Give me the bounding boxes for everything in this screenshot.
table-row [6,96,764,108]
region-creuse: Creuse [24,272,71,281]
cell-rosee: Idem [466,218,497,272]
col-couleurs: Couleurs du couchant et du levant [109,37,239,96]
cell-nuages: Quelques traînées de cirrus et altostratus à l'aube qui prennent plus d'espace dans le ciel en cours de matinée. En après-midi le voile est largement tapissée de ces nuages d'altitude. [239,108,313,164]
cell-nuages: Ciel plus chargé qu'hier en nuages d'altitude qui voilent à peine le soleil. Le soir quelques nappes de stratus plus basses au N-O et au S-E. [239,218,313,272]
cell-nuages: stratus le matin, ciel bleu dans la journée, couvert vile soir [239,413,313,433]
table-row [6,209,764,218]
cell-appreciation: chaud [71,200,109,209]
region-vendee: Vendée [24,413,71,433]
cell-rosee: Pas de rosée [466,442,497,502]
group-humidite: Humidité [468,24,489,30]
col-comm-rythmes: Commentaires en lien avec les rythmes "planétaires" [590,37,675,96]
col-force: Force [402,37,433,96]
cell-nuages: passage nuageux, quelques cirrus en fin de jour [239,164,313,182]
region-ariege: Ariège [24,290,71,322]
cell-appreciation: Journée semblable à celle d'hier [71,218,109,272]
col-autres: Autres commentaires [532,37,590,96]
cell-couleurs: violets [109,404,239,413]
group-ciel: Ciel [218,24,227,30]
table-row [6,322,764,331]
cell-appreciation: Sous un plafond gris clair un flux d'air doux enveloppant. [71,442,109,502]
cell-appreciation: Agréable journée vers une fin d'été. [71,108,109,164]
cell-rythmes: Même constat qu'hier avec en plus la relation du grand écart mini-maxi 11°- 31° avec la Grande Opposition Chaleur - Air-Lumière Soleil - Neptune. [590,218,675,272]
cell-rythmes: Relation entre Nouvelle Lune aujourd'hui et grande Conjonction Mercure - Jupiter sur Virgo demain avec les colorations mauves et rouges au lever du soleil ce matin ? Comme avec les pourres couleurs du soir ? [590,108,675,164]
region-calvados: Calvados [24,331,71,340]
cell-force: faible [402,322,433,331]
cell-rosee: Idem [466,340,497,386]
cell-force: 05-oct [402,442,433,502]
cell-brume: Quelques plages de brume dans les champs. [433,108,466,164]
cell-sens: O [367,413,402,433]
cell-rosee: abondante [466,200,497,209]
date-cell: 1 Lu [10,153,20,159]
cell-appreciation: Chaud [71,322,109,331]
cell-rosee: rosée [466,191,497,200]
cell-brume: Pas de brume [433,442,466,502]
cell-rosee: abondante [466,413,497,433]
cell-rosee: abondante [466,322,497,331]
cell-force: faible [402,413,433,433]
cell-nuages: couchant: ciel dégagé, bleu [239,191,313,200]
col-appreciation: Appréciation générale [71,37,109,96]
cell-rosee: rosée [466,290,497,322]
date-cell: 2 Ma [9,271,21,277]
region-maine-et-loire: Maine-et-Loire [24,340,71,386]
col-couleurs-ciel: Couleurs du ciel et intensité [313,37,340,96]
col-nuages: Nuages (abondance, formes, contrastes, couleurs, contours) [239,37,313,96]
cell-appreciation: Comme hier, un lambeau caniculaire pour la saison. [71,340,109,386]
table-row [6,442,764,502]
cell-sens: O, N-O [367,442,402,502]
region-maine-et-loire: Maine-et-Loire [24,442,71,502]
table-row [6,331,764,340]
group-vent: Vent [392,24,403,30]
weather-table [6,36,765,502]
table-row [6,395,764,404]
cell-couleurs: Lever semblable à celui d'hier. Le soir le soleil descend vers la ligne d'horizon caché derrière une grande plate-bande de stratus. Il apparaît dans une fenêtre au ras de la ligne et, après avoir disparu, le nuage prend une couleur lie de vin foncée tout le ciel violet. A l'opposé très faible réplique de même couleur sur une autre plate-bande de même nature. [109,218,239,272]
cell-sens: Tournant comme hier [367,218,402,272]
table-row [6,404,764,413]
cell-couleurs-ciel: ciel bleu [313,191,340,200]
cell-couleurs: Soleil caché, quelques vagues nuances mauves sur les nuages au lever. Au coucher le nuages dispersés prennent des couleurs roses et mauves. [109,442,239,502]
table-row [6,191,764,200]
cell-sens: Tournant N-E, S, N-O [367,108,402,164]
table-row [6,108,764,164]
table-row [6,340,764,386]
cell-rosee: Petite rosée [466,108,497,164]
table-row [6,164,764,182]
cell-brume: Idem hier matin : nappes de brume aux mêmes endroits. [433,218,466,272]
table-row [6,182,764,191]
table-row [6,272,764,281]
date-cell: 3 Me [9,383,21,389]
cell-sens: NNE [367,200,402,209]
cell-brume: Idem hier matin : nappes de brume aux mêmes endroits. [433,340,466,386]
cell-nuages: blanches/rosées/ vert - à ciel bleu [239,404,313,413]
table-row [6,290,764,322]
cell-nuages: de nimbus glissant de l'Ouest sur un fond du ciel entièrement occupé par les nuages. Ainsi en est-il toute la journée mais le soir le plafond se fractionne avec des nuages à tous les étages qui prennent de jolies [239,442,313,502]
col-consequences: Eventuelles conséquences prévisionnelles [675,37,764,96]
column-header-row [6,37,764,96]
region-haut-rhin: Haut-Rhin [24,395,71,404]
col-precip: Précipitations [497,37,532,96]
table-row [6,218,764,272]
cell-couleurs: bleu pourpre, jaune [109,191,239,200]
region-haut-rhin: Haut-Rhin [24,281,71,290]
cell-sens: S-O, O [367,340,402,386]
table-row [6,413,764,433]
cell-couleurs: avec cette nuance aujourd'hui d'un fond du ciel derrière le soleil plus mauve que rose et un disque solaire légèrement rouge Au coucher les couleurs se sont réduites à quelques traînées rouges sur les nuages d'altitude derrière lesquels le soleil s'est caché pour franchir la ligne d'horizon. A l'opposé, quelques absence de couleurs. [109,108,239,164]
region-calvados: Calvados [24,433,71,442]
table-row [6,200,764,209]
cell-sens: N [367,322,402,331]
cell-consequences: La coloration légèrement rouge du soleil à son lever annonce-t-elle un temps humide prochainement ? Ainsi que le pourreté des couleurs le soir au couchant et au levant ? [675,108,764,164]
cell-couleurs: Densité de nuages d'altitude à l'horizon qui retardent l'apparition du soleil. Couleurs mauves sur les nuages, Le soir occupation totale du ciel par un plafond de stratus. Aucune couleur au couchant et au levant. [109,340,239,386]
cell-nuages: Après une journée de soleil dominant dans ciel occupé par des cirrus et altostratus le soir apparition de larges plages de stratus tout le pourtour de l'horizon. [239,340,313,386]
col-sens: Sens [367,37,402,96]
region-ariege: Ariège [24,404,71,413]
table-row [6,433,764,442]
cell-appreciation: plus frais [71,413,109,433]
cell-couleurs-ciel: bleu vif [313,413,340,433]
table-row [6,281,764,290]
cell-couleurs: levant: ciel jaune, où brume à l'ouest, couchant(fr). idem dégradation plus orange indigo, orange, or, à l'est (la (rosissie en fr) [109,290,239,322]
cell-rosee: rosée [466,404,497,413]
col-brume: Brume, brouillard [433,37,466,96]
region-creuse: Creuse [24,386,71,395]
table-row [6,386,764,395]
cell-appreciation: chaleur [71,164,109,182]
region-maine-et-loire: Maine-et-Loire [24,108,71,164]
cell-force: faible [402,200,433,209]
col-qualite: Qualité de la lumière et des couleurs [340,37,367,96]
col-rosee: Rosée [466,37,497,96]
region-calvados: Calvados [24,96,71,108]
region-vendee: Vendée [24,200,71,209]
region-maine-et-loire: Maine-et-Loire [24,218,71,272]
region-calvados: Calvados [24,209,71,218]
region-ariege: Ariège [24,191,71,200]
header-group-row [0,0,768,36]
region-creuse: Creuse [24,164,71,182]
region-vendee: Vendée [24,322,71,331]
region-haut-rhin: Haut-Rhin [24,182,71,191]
#####
### Stated task
Return everything from the start of the records down to the line containing "group-humidite: Humidité [468,24,489,30]", both included, copied without any change.

### Complete answer
Give me the bounding boxes for everything in this screenshot.
table-row [6,96,764,108]
region-creuse: Creuse [24,272,71,281]
cell-rosee: Idem [466,218,497,272]
col-couleurs: Couleurs du couchant et du levant [109,37,239,96]
cell-nuages: Quelques traînées de cirrus et altostratus à l'aube qui prennent plus d'espace dans le ciel en cours de matinée. En après-midi le voile est largement tapissée de ces nuages d'altitude. [239,108,313,164]
cell-nuages: Ciel plus chargé qu'hier en nuages d'altitude qui voilent à peine le soleil. Le soir quelques nappes de stratus plus basses au N-O et au S-E. [239,218,313,272]
cell-nuages: stratus le matin, ciel bleu dans la journée, couvert vile soir [239,413,313,433]
table-row [6,209,764,218]
cell-appreciation: chaud [71,200,109,209]
region-vendee: Vendée [24,413,71,433]
cell-rosee: Pas de rosée [466,442,497,502]
group-humidite: Humidité [468,24,489,30]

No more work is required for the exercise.